Return each line of the data below verbatim; pictures are to be left out.
--- START OF TASK INPUT ---
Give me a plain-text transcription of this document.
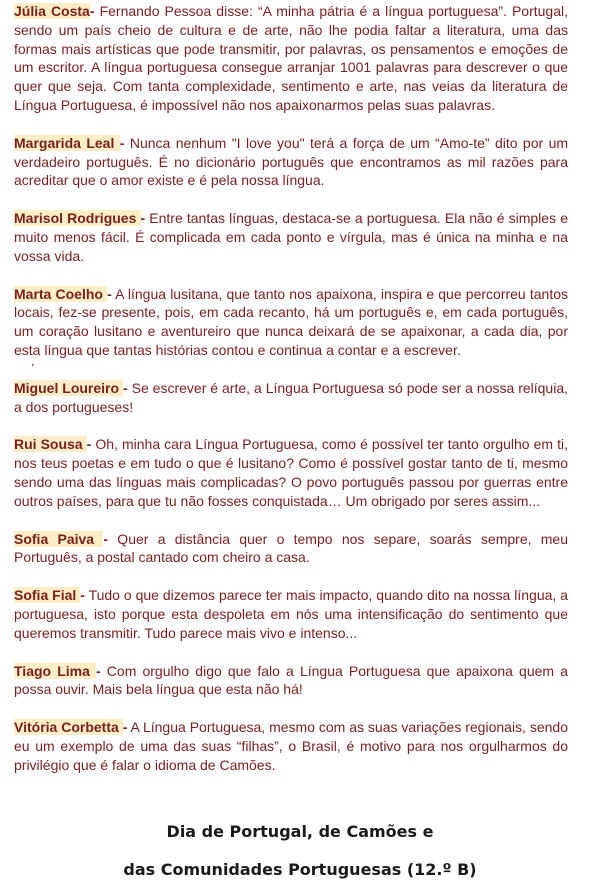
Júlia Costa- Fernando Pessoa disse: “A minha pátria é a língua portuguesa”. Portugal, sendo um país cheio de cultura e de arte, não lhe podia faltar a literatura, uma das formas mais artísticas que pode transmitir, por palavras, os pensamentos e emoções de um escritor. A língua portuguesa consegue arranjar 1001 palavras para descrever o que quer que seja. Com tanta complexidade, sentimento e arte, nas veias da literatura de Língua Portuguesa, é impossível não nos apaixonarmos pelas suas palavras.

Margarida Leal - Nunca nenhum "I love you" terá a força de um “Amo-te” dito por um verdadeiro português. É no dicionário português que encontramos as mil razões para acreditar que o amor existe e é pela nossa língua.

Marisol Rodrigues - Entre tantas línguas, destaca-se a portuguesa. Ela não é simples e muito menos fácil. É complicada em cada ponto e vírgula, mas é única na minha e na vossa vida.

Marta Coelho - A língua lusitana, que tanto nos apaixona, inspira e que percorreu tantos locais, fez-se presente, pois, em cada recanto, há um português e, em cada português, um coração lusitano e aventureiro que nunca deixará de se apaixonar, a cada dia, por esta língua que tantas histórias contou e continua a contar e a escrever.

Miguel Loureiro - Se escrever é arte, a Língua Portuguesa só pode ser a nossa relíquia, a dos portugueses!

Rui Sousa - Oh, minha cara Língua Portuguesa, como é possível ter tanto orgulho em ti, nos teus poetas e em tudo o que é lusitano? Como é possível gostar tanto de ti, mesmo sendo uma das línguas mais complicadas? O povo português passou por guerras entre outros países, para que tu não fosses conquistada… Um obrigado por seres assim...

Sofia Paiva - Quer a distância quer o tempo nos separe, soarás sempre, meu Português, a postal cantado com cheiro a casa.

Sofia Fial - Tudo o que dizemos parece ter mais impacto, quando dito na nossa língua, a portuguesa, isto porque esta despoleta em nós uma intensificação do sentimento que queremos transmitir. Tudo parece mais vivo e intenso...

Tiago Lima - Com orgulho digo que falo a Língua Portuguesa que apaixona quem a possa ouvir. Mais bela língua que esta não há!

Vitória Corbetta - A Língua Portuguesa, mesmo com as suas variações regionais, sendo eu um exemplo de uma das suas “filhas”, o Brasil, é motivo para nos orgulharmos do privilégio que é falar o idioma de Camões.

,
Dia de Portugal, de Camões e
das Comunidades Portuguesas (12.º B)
--- END OF TASK INPUT ---
**ANSWER TO THE PROBLEM**
Give me a plain-text transcription of this document.
Júlia Costa- Fernando Pessoa disse: “A minha pátria é a língua portuguesa”. Portugal, sendo um país cheio de cultura e de arte, não lhe podia faltar a literatura, uma das formas mais artísticas que pode transmitir, por palavras, os pensamentos e emoções de um escritor. A língua portuguesa consegue arranjar 1001 palavras para descrever o que quer que seja. Com tanta complexidade, sentimento e arte, nas veias da literatura de Língua Portuguesa, é impossível não nos apaixonarmos pelas suas palavras.

Margarida Leal - Nunca nenhum "I love you" terá a força de um “Amo-te” dito por um verdadeiro português. É no dicionário português que encontramos as mil razões para acreditar que o amor existe e é pela nossa língua.

Marisol Rodrigues - Entre tantas línguas, destaca-se a portuguesa. Ela não é simples e muito menos fácil. É complicada em cada ponto e vírgula, mas é única na minha e na vossa vida.

Marta Coelho - A língua lusitana, que tanto nos apaixona, inspira e que percorreu tantos locais, fez-se presente, pois, em cada recanto, há um português e, em cada português, um coração lusitano e aventureiro que nunca deixará de se apaixonar, a cada dia, por esta língua que tantas histórias contou e continua a contar e a escrever.

Miguel Loureiro - Se escrever é arte, a Língua Portuguesa só pode ser a nossa relíquia, a dos portugueses!

Rui Sousa - Oh, minha cara Língua Portuguesa, como é possível ter tanto orgulho em ti, nos teus poetas e em tudo o que é lusitano? Como é possível gostar tanto de ti, mesmo sendo uma das línguas mais complicadas? O povo português passou por guerras entre outros países, para que tu não fosses conquistada… Um obrigado por seres assim...

Sofia Paiva - Quer a distância quer o tempo nos separe, soarás sempre, meu Português, a postal cantado com cheiro a casa.

Sofia Fial - Tudo o que dizemos parece ter mais impacto, quando dito na nossa língua, a portuguesa, isto porque esta despoleta em nós uma intensificação do sentimento que queremos transmitir. Tudo parece mais vivo e intenso...

Tiago Lima - Com orgulho digo que falo a Língua Portuguesa que apaixona quem a possa ouvir. Mais bela língua que esta não há!

Vitória Corbetta - A Língua Portuguesa, mesmo com as suas variações regionais, sendo eu um exemplo de uma das suas “filhas”, o Brasil, é motivo para nos orgulharmos do privilégio que é falar o idioma de Camões.

,
Dia de Portugal, de Camões e
das Comunidades Portuguesas (12.º B)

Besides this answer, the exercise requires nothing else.